Task directions >> Give only the number of lines that contain the word "conditions".

____

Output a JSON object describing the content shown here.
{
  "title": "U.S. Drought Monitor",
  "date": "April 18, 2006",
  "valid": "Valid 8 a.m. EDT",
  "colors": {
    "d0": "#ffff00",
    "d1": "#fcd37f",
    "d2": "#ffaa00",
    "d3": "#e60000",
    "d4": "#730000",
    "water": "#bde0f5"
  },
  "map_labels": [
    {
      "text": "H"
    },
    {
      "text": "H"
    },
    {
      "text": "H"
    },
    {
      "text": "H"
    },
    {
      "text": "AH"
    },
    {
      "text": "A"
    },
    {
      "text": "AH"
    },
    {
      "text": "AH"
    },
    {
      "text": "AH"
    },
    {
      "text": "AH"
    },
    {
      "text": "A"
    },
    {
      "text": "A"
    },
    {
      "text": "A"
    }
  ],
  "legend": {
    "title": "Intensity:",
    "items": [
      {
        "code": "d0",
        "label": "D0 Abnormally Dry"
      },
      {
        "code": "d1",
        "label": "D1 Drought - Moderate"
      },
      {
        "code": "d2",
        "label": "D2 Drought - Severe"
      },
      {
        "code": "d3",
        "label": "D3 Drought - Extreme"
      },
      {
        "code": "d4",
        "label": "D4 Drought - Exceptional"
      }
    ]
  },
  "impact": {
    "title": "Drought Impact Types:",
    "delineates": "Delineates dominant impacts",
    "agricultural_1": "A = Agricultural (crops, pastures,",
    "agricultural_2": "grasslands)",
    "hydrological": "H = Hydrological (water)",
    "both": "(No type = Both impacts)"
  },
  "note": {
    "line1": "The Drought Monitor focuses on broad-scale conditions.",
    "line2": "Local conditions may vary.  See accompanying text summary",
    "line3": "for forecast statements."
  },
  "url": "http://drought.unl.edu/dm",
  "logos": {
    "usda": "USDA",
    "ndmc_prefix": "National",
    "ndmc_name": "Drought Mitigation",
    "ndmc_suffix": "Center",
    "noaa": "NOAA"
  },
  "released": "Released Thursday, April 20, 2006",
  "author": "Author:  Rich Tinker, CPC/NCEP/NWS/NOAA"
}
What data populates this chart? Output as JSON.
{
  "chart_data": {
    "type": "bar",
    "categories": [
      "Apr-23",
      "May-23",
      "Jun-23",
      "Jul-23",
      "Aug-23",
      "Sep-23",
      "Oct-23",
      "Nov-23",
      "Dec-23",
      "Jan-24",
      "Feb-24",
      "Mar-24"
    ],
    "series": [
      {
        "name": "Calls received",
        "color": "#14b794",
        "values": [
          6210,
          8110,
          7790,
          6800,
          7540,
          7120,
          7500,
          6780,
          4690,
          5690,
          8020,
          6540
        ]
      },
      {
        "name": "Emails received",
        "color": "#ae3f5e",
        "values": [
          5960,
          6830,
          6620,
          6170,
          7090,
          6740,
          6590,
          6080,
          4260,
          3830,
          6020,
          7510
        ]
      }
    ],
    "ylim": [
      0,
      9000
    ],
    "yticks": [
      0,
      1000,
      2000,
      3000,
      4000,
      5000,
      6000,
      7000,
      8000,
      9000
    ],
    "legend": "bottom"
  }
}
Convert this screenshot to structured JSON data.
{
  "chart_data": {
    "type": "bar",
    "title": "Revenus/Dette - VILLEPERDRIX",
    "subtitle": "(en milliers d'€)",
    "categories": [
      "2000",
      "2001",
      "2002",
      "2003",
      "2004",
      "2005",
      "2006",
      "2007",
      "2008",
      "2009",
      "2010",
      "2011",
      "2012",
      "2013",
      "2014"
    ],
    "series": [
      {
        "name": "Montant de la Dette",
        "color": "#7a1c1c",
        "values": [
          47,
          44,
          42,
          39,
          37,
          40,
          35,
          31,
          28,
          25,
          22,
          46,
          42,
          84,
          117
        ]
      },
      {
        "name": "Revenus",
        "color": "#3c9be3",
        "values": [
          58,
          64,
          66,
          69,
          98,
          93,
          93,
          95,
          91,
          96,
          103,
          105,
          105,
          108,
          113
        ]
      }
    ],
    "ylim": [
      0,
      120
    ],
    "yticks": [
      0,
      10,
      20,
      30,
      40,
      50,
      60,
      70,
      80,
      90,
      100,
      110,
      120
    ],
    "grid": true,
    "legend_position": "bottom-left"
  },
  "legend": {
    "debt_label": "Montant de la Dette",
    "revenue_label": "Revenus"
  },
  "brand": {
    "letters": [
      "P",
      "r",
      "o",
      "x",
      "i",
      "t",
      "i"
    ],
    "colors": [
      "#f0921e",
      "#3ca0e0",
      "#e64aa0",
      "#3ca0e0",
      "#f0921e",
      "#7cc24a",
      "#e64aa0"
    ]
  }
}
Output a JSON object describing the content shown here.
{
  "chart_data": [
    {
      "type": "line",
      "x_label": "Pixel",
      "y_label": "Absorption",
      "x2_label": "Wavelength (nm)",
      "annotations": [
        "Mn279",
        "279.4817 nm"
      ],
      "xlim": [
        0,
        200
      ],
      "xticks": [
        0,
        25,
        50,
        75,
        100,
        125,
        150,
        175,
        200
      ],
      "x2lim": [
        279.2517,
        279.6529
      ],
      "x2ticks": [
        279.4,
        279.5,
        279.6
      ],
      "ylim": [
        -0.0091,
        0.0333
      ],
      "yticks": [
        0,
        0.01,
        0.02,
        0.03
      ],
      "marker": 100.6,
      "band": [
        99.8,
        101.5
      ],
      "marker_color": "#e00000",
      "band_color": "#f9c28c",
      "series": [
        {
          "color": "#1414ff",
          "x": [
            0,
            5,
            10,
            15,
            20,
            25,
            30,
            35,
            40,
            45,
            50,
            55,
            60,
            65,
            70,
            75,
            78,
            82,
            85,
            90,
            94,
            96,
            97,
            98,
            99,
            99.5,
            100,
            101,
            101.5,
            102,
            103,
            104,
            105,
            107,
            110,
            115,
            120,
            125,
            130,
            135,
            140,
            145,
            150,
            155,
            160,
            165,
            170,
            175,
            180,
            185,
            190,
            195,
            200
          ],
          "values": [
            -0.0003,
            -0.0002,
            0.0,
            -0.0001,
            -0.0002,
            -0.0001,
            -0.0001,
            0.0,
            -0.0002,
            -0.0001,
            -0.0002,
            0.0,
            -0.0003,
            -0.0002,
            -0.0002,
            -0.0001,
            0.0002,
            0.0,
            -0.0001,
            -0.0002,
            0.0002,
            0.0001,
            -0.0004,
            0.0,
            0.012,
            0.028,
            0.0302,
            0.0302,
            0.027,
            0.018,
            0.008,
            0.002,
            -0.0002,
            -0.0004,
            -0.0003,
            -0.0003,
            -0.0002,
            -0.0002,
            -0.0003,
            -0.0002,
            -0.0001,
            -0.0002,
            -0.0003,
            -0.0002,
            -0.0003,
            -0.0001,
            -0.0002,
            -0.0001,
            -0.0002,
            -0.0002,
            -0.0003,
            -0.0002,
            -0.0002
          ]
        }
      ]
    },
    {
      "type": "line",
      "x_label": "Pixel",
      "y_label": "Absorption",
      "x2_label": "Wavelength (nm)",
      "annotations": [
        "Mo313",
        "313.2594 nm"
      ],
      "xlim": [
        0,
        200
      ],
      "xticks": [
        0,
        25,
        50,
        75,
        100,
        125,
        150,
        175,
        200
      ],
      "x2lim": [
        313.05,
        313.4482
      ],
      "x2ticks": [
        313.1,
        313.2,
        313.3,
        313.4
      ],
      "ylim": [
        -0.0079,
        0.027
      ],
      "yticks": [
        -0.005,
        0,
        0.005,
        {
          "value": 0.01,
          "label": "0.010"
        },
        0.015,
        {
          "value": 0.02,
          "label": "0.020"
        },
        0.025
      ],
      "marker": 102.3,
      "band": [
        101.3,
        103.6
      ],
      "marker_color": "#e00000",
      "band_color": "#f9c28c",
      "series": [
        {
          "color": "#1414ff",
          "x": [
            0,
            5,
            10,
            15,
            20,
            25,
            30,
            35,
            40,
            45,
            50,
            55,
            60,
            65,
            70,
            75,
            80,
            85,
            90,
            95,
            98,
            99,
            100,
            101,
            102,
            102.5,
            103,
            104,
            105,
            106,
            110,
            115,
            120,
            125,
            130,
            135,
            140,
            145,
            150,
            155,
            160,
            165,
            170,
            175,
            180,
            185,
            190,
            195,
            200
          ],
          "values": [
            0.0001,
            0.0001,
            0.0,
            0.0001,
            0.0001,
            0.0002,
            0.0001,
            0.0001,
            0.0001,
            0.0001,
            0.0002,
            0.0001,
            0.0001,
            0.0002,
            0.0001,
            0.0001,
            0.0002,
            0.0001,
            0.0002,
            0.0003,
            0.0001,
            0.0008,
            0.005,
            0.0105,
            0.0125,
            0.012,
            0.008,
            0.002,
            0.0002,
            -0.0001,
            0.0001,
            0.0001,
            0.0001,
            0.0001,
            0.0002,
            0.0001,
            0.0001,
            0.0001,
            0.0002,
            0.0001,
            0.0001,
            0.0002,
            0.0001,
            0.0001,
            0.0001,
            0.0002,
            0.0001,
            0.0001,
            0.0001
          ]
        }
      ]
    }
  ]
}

____

Written solution >> 2